— begin —
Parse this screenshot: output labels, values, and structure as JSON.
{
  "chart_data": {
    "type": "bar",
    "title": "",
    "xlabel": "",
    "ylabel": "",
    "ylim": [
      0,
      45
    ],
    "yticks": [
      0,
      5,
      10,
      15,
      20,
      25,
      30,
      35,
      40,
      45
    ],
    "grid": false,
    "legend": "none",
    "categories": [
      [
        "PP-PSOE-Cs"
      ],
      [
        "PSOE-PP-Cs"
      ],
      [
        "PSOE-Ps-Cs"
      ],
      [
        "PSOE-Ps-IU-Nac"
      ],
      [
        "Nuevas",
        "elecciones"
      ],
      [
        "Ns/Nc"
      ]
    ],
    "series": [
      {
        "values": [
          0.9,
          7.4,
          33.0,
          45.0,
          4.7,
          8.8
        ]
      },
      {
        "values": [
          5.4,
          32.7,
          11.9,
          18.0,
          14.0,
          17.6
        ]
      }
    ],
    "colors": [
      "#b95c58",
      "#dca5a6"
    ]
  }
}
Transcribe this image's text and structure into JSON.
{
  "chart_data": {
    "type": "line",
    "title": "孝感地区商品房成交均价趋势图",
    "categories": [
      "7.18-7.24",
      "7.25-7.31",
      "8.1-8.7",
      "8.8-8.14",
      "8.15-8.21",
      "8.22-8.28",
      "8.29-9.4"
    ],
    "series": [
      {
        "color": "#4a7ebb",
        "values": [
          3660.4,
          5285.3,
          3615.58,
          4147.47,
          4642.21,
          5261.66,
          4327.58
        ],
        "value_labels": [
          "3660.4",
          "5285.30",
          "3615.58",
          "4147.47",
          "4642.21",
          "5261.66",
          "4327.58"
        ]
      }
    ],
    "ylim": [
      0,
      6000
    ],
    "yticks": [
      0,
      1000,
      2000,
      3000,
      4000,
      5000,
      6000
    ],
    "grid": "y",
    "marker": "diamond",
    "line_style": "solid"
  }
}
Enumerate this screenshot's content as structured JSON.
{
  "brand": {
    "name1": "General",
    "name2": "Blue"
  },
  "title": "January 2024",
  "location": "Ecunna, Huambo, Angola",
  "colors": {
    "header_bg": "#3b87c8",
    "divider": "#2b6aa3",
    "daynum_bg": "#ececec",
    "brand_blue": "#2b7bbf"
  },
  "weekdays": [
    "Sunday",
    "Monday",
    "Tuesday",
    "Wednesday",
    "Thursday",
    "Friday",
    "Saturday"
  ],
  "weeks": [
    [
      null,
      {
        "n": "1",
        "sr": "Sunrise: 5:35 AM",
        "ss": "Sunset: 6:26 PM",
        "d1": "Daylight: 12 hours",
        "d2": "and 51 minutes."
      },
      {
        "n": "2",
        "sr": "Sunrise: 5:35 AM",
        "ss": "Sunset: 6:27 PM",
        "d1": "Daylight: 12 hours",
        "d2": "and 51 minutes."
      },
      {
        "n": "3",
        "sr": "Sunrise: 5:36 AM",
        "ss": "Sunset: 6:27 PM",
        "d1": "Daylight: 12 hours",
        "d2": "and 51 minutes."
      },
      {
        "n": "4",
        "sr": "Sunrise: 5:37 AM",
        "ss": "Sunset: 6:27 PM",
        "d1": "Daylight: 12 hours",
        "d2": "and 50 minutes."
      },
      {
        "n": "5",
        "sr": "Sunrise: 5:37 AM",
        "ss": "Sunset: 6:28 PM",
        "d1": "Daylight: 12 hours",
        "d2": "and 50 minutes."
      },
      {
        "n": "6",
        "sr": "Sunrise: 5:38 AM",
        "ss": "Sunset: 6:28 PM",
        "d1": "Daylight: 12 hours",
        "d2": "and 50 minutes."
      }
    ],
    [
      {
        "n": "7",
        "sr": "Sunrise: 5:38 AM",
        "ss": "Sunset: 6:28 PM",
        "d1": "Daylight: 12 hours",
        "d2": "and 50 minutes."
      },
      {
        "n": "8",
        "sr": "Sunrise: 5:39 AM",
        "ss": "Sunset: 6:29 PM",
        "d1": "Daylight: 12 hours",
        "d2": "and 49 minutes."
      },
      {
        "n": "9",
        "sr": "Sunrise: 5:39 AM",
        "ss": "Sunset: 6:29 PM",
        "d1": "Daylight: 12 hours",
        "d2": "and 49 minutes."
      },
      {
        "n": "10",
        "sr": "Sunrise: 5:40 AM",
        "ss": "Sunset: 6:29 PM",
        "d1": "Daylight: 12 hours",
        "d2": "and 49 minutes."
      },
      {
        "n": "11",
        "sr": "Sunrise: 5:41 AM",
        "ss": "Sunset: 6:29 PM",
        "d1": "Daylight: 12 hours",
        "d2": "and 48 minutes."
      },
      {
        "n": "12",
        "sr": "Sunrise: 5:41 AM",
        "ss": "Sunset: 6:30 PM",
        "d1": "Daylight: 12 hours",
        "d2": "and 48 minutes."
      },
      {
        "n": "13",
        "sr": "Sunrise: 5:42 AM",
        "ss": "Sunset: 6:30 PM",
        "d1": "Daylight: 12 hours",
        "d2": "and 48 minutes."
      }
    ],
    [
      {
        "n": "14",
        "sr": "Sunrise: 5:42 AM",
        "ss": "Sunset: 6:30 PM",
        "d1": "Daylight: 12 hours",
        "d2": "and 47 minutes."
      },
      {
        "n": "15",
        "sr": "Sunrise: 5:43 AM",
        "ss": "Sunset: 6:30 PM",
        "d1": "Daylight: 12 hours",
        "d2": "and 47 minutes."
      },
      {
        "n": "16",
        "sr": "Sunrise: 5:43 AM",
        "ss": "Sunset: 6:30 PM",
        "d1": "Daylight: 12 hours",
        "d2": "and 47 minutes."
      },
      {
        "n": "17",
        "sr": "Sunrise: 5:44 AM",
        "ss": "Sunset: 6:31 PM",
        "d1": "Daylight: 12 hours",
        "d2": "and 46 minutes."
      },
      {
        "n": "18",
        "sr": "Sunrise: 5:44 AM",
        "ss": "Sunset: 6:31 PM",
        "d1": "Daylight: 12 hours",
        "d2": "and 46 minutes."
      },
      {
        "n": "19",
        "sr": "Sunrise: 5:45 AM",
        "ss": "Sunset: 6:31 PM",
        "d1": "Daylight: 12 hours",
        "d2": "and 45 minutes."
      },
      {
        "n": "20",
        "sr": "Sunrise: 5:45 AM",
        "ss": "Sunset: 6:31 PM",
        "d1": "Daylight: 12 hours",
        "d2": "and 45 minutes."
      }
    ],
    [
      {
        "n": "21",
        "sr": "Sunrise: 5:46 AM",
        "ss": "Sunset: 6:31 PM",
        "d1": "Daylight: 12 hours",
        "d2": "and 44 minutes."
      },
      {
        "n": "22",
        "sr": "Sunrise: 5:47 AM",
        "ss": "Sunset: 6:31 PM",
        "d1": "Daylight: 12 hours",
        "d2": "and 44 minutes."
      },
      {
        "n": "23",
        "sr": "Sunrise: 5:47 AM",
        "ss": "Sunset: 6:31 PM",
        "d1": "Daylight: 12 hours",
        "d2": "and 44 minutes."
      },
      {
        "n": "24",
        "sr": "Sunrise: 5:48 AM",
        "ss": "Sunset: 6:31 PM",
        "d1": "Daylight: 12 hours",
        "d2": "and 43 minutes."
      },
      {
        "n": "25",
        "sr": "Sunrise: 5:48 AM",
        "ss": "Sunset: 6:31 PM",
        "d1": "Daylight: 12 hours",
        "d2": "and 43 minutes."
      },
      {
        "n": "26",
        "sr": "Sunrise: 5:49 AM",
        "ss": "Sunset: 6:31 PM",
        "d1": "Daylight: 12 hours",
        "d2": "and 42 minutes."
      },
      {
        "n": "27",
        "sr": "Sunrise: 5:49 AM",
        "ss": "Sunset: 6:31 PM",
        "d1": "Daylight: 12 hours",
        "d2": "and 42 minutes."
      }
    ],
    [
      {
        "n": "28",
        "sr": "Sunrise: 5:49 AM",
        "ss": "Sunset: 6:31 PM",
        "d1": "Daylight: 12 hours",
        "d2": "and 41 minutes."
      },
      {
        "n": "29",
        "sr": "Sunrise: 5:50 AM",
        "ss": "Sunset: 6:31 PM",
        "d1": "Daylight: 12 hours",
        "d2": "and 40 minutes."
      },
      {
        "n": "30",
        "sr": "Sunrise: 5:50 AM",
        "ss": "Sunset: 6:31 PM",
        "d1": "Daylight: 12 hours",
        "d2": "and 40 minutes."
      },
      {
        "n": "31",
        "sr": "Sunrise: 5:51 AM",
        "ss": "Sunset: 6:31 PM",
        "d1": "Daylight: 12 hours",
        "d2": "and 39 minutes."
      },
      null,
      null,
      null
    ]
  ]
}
— end —
Task directions:
Scan the listing above for the word "JSON" and copy every line that holds it.

Solution below:
Parse this screenshot: output labels, values, and structure as JSON.
Transcribe this image's text and structure into JSON.
Enumerate this screenshot's content as structured JSON.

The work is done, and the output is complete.